Dataset rows about figures:
## Begin
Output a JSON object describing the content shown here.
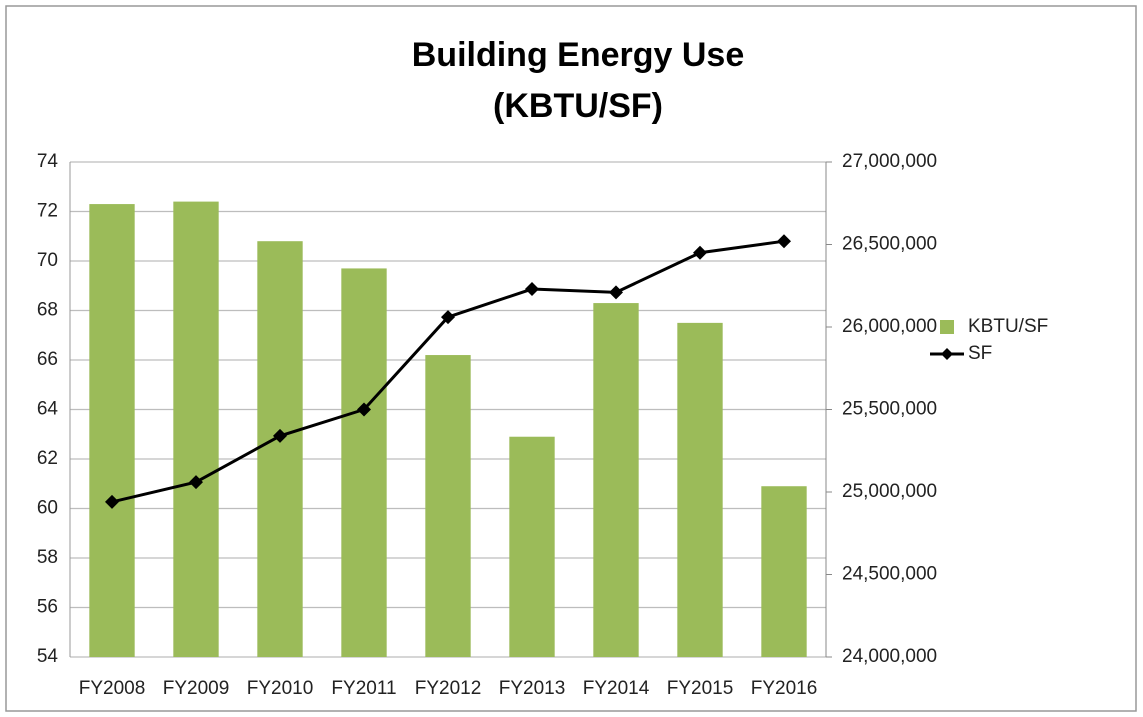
{
  "chart_data": {
    "type": "bar",
    "title": [
      "Building Energy Use",
      "(KBTU/SF)"
    ],
    "categories": [
      "FY2008",
      "FY2009",
      "FY2010",
      "FY2011",
      "FY2012",
      "FY2013",
      "FY2014",
      "FY2015",
      "FY2016"
    ],
    "series": [
      {
        "name": "KBTU/SF",
        "type": "bar",
        "color": "#9bbb59",
        "values": [
          72.3,
          72.4,
          70.8,
          69.7,
          66.2,
          62.9,
          68.3,
          67.5,
          60.9
        ]
      },
      {
        "name": "SF",
        "type": "line",
        "axis": "y2",
        "color": "#000000",
        "values": [
          24940000,
          25060000,
          25340000,
          25500000,
          26060000,
          26230000,
          26210000,
          26450000,
          26520000
        ]
      }
    ],
    "ylim": [
      54,
      74
    ],
    "yticks": [
      54,
      56,
      58,
      60,
      62,
      64,
      66,
      68,
      70,
      72,
      74
    ],
    "y2lim": [
      24000000,
      27000000
    ],
    "y2ticks": [
      {
        "value": 24000000,
        "label": "24,000,000"
      },
      {
        "value": 24500000,
        "label": "24,500,000"
      },
      {
        "value": 25000000,
        "label": "25,000,000"
      },
      {
        "value": 25500000,
        "label": "25,500,000"
      },
      {
        "value": 26000000,
        "label": "26,000,000"
      },
      {
        "value": 26500000,
        "label": "26,500,000"
      },
      {
        "value": 27000000,
        "label": "27,000,000"
      }
    ],
    "grid": true,
    "legend": "right"
  }
}
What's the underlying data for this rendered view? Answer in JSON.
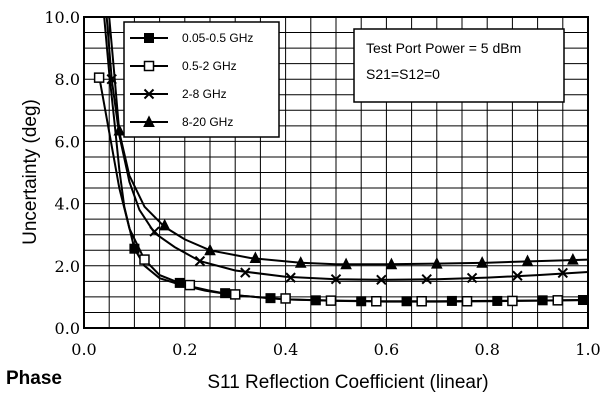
{
  "caption": "Phase",
  "chart_data": {
    "type": "line",
    "xlabel": "S11 Reflection Coefficient (linear)",
    "ylabel": "Uncertainty (deg)",
    "xlim": [
      0,
      1.0
    ],
    "ylim": [
      0,
      10.0
    ],
    "x_ticks": [
      "0.0",
      "0.2",
      "0.4",
      "0.6",
      "0.8",
      "1.0"
    ],
    "y_ticks": [
      "0.0",
      "2.0",
      "4.0",
      "6.0",
      "8.0",
      "10.0"
    ],
    "x_tick_values": [
      0,
      0.2,
      0.4,
      0.6,
      0.8,
      1.0
    ],
    "y_tick_values": [
      0,
      2,
      4,
      6,
      8,
      10
    ],
    "grid": true,
    "legend_position": "top-left",
    "annotation": [
      "Test Port Power = 5 dBm",
      "S21=S12=0"
    ],
    "series": [
      {
        "name": "0.05-0.5 GHz",
        "marker": "filled-square",
        "curve": [
          [
            0.04,
            10.0
          ],
          [
            0.05,
            8.2
          ],
          [
            0.06,
            6.7
          ],
          [
            0.07,
            5.1
          ],
          [
            0.08,
            3.9
          ],
          [
            0.1,
            2.55
          ],
          [
            0.12,
            2.0
          ],
          [
            0.15,
            1.6
          ],
          [
            0.19,
            1.4
          ],
          [
            0.24,
            1.2
          ],
          [
            0.3,
            1.05
          ],
          [
            0.4,
            0.92
          ],
          [
            0.5,
            0.88
          ],
          [
            0.6,
            0.86
          ],
          [
            0.7,
            0.86
          ],
          [
            0.8,
            0.87
          ],
          [
            0.9,
            0.88
          ],
          [
            1.0,
            0.9
          ]
        ],
        "markers": [
          [
            0.1,
            2.55
          ],
          [
            0.19,
            1.45
          ],
          [
            0.28,
            1.12
          ],
          [
            0.37,
            0.96
          ],
          [
            0.46,
            0.89
          ],
          [
            0.55,
            0.86
          ],
          [
            0.64,
            0.86
          ],
          [
            0.73,
            0.87
          ],
          [
            0.82,
            0.87
          ],
          [
            0.91,
            0.89
          ],
          [
            0.99,
            0.9
          ]
        ]
      },
      {
        "name": "0.5-2 GHz",
        "marker": "open-square",
        "curve": [
          [
            0.03,
            8.1
          ],
          [
            0.05,
            6.3
          ],
          [
            0.07,
            4.5
          ],
          [
            0.09,
            3.2
          ],
          [
            0.12,
            2.2
          ],
          [
            0.15,
            1.7
          ],
          [
            0.2,
            1.38
          ],
          [
            0.25,
            1.2
          ],
          [
            0.3,
            1.05
          ],
          [
            0.4,
            0.92
          ],
          [
            0.5,
            0.87
          ],
          [
            0.6,
            0.85
          ],
          [
            0.7,
            0.85
          ],
          [
            0.8,
            0.86
          ],
          [
            0.9,
            0.88
          ],
          [
            1.0,
            0.9
          ]
        ],
        "markers": [
          [
            0.03,
            8.05
          ],
          [
            0.12,
            2.2
          ],
          [
            0.21,
            1.38
          ],
          [
            0.3,
            1.08
          ],
          [
            0.4,
            0.95
          ],
          [
            0.49,
            0.88
          ],
          [
            0.58,
            0.86
          ],
          [
            0.67,
            0.86
          ],
          [
            0.76,
            0.86
          ],
          [
            0.85,
            0.87
          ],
          [
            0.94,
            0.89
          ]
        ]
      },
      {
        "name": "2-8 GHz",
        "marker": "x",
        "curve": [
          [
            0.045,
            10.0
          ],
          [
            0.055,
            8.0
          ],
          [
            0.07,
            6.2
          ],
          [
            0.09,
            4.7
          ],
          [
            0.11,
            3.8
          ],
          [
            0.14,
            3.05
          ],
          [
            0.18,
            2.6
          ],
          [
            0.23,
            2.15
          ],
          [
            0.3,
            1.85
          ],
          [
            0.4,
            1.65
          ],
          [
            0.5,
            1.57
          ],
          [
            0.6,
            1.55
          ],
          [
            0.7,
            1.57
          ],
          [
            0.8,
            1.62
          ],
          [
            0.9,
            1.7
          ],
          [
            1.0,
            1.8
          ]
        ],
        "markers": [
          [
            0.055,
            8.0
          ],
          [
            0.14,
            3.1
          ],
          [
            0.23,
            2.15
          ],
          [
            0.32,
            1.78
          ],
          [
            0.41,
            1.62
          ],
          [
            0.5,
            1.57
          ],
          [
            0.59,
            1.55
          ],
          [
            0.68,
            1.57
          ],
          [
            0.77,
            1.61
          ],
          [
            0.86,
            1.68
          ],
          [
            0.95,
            1.77
          ]
        ]
      },
      {
        "name": "8-20 GHz",
        "marker": "filled-triangle",
        "curve": [
          [
            0.05,
            10.0
          ],
          [
            0.06,
            8.2
          ],
          [
            0.07,
            6.3
          ],
          [
            0.09,
            4.9
          ],
          [
            0.12,
            3.9
          ],
          [
            0.16,
            3.25
          ],
          [
            0.2,
            2.85
          ],
          [
            0.25,
            2.5
          ],
          [
            0.33,
            2.25
          ],
          [
            0.43,
            2.1
          ],
          [
            0.5,
            2.05
          ],
          [
            0.6,
            2.05
          ],
          [
            0.7,
            2.07
          ],
          [
            0.8,
            2.1
          ],
          [
            0.9,
            2.15
          ],
          [
            1.0,
            2.2
          ]
        ],
        "markers": [
          [
            0.07,
            6.35
          ],
          [
            0.16,
            3.3
          ],
          [
            0.25,
            2.5
          ],
          [
            0.34,
            2.25
          ],
          [
            0.43,
            2.1
          ],
          [
            0.52,
            2.05
          ],
          [
            0.61,
            2.05
          ],
          [
            0.7,
            2.07
          ],
          [
            0.79,
            2.1
          ],
          [
            0.88,
            2.15
          ],
          [
            0.97,
            2.2
          ]
        ]
      }
    ]
  }
}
## End
* _Exercise description_: Return, from the data, each line that has the word "square" in it.

* _Solution for this problem_:
        "marker": "filled-square",
        "marker": "open-square",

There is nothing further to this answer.